TASK INSTRUCTIONS: Collect all the lines that mention the word "warning".

PROVIDED INFORMATION:
——————

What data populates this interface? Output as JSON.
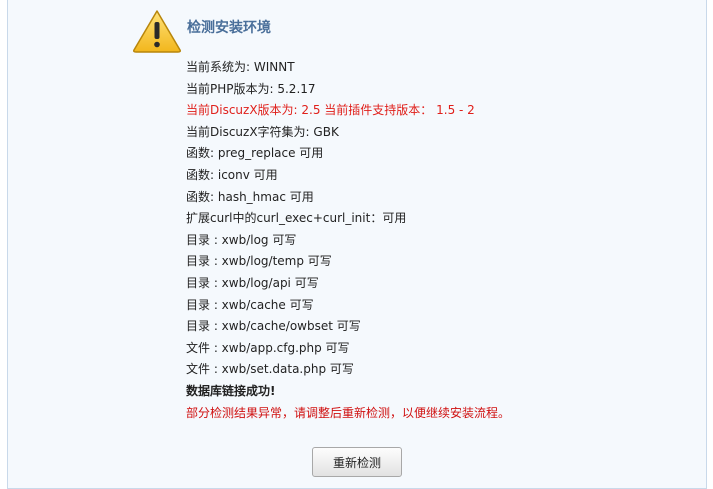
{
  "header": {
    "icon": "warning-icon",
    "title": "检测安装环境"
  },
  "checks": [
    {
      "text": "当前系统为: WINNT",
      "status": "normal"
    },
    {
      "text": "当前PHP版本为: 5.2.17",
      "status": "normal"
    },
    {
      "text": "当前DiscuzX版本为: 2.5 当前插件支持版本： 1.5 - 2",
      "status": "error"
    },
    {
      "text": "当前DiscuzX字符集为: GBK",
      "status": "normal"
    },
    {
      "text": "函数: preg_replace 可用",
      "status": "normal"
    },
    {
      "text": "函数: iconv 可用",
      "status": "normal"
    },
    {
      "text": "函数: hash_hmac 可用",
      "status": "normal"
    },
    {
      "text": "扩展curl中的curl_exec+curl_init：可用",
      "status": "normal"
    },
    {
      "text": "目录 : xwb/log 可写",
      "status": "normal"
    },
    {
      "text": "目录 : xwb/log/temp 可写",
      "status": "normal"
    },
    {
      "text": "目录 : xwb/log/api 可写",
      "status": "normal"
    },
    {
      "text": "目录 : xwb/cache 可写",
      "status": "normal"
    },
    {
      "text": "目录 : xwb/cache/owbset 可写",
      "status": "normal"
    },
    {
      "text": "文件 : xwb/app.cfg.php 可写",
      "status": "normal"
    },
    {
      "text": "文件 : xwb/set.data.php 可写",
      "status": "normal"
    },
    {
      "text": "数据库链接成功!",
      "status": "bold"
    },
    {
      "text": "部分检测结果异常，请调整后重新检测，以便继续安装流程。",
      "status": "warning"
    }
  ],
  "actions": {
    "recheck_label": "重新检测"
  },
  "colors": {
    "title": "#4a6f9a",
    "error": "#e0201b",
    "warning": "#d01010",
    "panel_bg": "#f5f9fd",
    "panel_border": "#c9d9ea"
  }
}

——————

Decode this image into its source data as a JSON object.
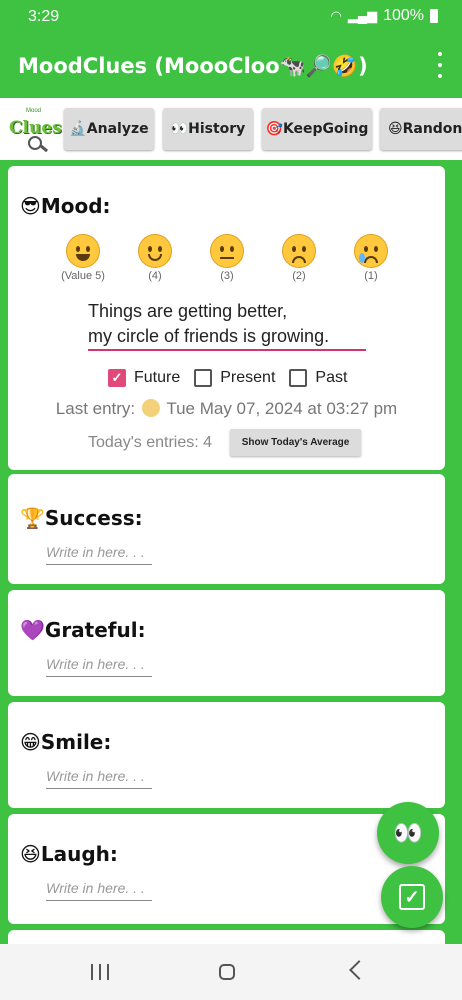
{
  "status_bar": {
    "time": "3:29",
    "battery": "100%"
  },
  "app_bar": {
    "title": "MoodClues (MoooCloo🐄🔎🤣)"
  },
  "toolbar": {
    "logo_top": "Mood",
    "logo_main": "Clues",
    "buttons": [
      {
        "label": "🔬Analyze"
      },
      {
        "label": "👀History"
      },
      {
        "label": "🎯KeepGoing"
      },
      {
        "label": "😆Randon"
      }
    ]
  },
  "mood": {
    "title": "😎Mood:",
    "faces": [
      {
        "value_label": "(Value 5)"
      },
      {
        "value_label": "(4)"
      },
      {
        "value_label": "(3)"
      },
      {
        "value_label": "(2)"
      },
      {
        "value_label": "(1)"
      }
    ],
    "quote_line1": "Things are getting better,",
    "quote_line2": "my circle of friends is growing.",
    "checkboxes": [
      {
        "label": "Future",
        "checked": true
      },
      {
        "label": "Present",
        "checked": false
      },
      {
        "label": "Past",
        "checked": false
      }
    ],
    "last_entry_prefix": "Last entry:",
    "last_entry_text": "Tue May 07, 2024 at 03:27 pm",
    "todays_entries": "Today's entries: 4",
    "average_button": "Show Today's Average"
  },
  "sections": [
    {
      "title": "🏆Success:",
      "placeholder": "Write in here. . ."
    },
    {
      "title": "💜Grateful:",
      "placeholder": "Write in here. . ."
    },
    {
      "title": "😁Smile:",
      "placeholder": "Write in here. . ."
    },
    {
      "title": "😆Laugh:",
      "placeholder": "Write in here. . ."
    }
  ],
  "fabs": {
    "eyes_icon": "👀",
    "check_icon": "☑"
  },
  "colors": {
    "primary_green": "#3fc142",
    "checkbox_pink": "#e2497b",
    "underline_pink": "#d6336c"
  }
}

——————

ANSWER TO THIS PROBLEM:
    "icon": "warning-icon",
      "status": "warning"
    "warning": "#d01010",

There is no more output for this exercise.